What needs to be done: Lift out all lines below that contain "this".

Records provided:

===

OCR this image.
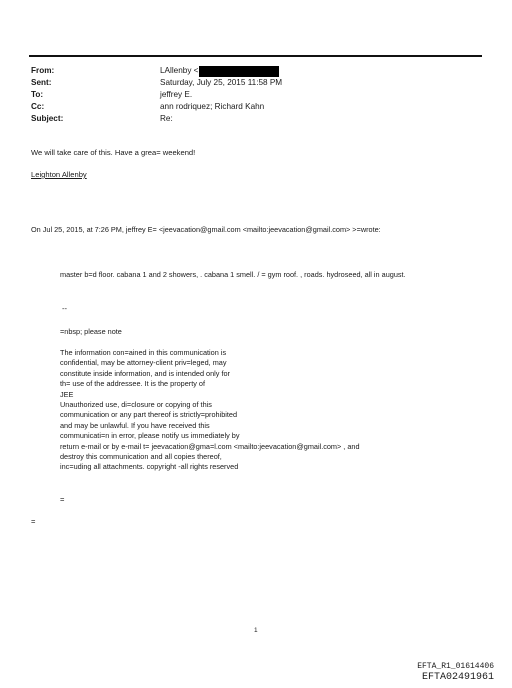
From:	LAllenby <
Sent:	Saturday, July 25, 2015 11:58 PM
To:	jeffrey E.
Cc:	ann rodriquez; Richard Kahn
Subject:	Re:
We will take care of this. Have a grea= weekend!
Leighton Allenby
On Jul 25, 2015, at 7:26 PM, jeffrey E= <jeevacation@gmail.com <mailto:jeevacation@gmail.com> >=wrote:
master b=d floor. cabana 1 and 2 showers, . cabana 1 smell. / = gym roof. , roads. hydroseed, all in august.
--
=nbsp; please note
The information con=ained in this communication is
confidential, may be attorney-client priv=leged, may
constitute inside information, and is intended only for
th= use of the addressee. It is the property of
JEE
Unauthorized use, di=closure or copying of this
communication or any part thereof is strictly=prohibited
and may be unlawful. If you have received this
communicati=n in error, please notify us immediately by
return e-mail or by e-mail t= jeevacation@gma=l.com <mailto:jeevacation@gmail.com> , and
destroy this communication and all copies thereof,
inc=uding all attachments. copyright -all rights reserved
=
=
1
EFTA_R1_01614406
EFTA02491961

===

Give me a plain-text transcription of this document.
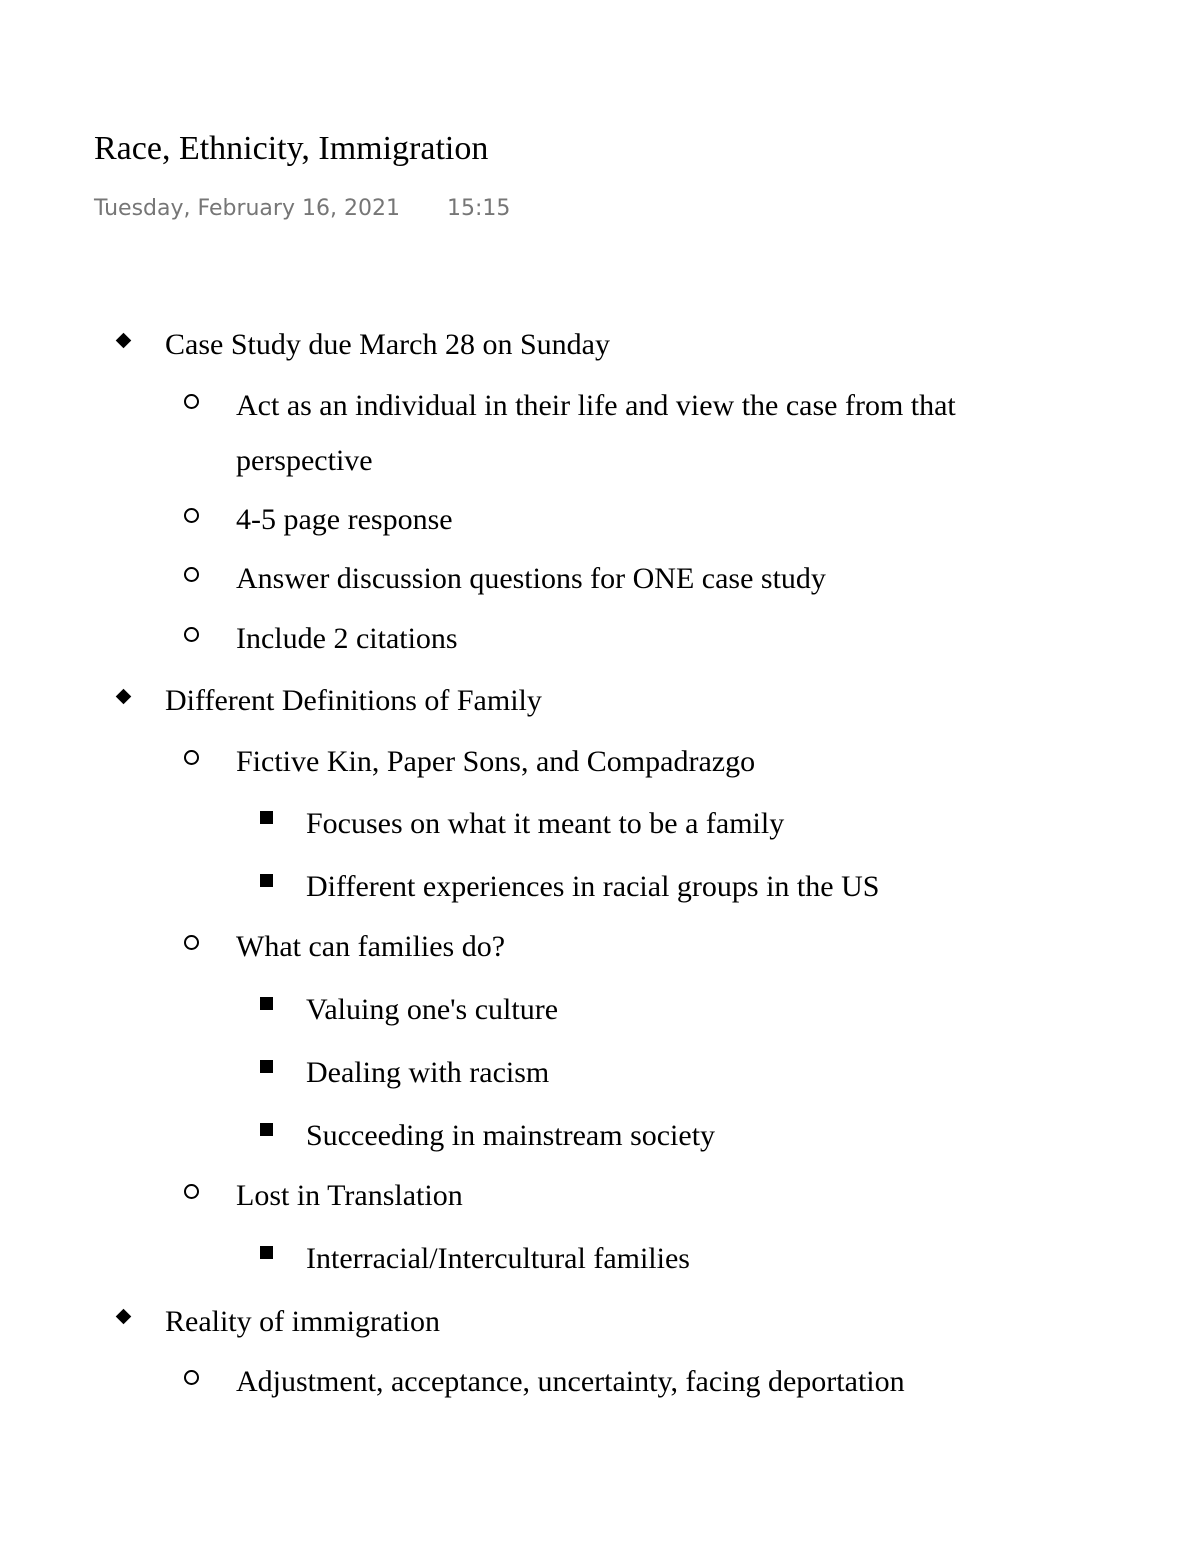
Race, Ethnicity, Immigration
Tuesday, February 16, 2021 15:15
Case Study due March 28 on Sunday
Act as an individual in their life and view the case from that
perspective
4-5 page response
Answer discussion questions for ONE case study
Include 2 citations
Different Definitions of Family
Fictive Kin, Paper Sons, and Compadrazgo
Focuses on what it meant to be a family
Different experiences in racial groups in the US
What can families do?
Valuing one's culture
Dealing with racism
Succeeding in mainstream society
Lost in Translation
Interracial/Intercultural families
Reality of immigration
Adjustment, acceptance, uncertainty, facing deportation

===

Written solution:
OCR this image.
We will take care of this. Have a grea= weekend!
The information con=ained in this communication is
Unauthorized use, di=closure or copying of this
and may be unlawful. If you have received this
destroy this communication and all copies thereof,
Give me a plain-text transcription of this document.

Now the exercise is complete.